From the entries below, list each line with "this".

◆ ◆ ◆ ◆ ◆

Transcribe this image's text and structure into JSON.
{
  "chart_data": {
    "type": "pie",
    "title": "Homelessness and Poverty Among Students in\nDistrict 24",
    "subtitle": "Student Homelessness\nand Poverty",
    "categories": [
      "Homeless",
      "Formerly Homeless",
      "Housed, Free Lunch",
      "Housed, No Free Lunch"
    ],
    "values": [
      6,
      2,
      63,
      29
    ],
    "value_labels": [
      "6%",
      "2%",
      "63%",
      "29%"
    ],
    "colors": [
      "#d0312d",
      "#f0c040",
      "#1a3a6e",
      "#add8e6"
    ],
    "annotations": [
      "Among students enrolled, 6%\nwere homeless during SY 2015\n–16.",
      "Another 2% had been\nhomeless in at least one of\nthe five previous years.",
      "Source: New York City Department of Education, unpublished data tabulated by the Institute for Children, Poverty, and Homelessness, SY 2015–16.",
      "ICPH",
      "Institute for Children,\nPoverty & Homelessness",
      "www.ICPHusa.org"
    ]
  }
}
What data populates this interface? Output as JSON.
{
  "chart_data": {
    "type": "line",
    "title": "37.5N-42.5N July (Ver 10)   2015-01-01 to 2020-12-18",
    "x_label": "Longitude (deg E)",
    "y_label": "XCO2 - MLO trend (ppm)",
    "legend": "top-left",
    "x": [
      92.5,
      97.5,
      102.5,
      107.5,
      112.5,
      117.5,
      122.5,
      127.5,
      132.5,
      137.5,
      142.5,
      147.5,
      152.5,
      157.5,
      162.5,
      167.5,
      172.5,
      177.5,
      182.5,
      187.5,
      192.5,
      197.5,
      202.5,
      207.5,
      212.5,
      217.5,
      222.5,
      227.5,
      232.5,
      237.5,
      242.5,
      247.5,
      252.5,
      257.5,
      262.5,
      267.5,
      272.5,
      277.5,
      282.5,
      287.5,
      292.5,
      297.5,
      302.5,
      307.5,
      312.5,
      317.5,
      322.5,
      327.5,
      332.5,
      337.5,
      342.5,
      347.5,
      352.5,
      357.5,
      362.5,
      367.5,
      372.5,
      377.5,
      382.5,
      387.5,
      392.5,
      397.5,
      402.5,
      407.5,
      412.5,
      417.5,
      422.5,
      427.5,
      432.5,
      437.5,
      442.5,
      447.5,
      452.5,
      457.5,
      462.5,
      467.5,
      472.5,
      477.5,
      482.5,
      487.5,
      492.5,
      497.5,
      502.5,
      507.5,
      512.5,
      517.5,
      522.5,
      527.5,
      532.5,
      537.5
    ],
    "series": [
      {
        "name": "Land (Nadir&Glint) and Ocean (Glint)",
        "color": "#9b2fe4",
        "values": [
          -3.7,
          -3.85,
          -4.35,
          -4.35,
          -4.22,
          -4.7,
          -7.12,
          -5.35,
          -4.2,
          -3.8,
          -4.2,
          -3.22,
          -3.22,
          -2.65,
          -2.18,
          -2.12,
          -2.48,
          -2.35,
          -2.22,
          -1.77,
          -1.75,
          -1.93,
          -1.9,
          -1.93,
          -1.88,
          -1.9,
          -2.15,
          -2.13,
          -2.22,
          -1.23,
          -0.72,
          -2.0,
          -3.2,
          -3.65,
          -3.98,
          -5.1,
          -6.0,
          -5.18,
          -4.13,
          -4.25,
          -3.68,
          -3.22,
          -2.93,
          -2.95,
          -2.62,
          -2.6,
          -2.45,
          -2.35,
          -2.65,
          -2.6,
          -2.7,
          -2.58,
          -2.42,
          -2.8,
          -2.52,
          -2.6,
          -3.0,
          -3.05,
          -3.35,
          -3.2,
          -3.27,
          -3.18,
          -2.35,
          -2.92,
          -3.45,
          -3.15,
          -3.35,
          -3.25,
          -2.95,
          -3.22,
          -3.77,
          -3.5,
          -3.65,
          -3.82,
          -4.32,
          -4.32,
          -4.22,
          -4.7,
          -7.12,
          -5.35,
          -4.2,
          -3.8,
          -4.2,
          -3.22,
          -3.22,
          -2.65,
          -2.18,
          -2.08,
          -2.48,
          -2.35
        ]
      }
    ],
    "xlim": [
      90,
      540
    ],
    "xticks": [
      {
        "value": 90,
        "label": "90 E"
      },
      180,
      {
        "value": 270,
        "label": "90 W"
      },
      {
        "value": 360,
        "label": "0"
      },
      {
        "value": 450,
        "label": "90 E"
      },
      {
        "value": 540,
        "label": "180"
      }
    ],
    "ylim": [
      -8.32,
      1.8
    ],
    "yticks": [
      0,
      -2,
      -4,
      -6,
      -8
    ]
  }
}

◆ ◆ ◆ ◆ ◆

• **WRITTEN REPLY**:
Transcribe this image's text and structure into JSON.
What data populates this interface? Output as JSON.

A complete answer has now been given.